__Your task__. Locate the word "EXHIBITION" in the material, then show every line that holds it.

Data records

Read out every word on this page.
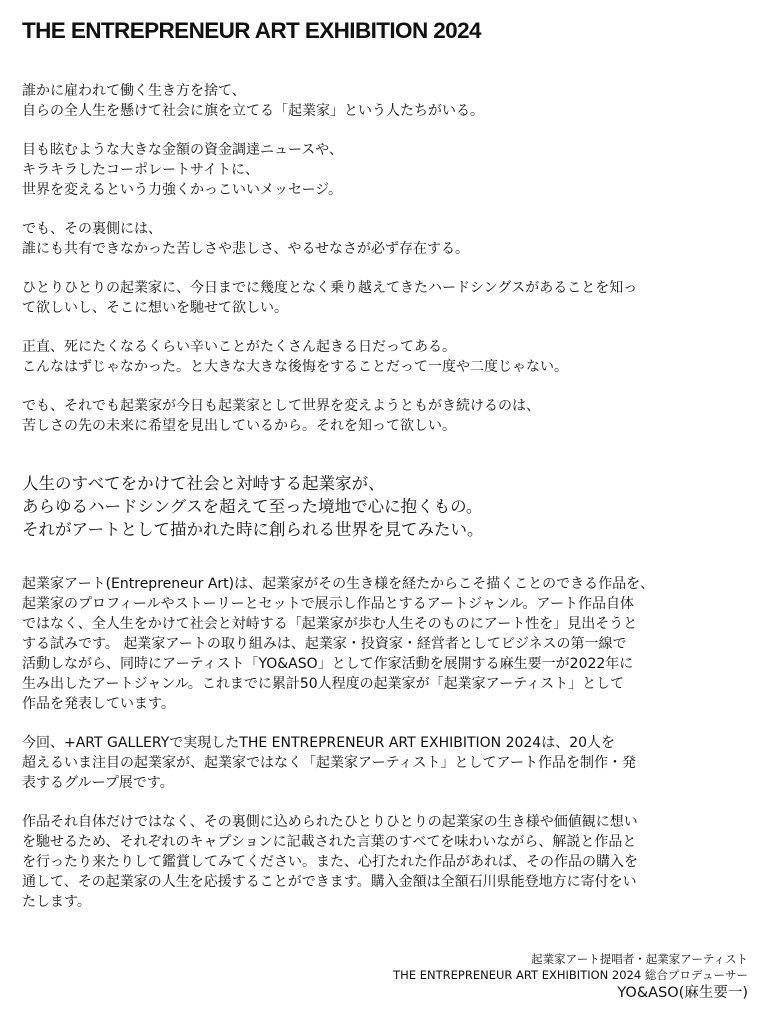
THE ENTREPRENEUR ART EXHIBITION 2024

誰かに雇われて働く生き方を捨て、
自らの全人生を懸けて社会に旗を立てる「起業家」という人たちがいる。

目も眩むような大きな金額の資金調達ニュースや、
キラキラしたコーポレートサイトに、
世界を変えるという力強くかっこいいメッセージ。

でも、その裏側には、
誰にも共有できなかった苦しさや悲しさ、やるせなさが必ず存在する。

ひとりひとりの起業家に、今日までに幾度となく乗り越えてきたハードシングスがあることを知っ
て欲しいし、そこに想いを馳せて欲しい。

正直、死にたくなるくらい辛いことがたくさん起きる日だってある。
こんなはずじゃなかった。と大きな大きな後悔をすることだって一度や二度じゃない。

でも、それでも起業家が今日も起業家として世界を変えようともがき続けるのは、
苦しさの先の未来に希望を見出しているから。それを知って欲しい。

人生のすべてをかけて社会と対峙する起業家が、
あらゆるハードシングスを超えて至った境地で心に抱くもの。
それがアートとして描かれた時に創られる世界を見てみたい。

起業家アート(Entrepreneur Art)は、起業家がその生き様を経たからこそ描くことのできる作品を、
起業家のプロフィールやストーリーとセットで展示し作品とするアートジャンル。アート作品自体
ではなく、全人生をかけて社会と対峙する「起業家が歩む人生そのものにアート性を」見出そうと
する試みです。 起業家アートの取り組みは、起業家・投資家・経営者としてビジネスの第一線で
活動しながら、同時にアーティスト「YO&ASO」として作家活動を展開する麻生要一が2022年に
生み出したアートジャンル。これまでに累計50人程度の起業家が「起業家アーティスト」として
作品を発表しています。

今回、+ART GALLERYで実現したTHE ENTREPRENEUR ART EXHIBITION 2024は、20人を
超えるいま注目の起業家が、起業家ではなく「起業家アーティスト」としてアート作品を制作・発
表するグループ展です。

作品それ自体だけではなく、その裏側に込められたひとりひとりの起業家の生き様や価値観に想い
を馳せるため、それぞれのキャプションに記載された言葉のすべてを味わいながら、解説と作品と
を行ったり来たりして鑑賞してみてください。また、心打たれた作品があれば、その作品の購入を
通して、その起業家の人生を応援することができます。購入金額は全額石川県能登地方に寄付をい
たします。

起業家アート提唱者・起業家アーティスト
THE ENTREPRENEUR ART EXHIBITION 2024 総合プロデューサー
YO&ASO(麻生要一)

__Solution to this task__.
THE ENTREPRENEUR ART EXHIBITION 2024
今回、+ART GALLERYで実現したTHE ENTREPRENEUR ART EXHIBITION 2024は、20人を
THE ENTREPRENEUR ART EXHIBITION 2024 総合プロデューサー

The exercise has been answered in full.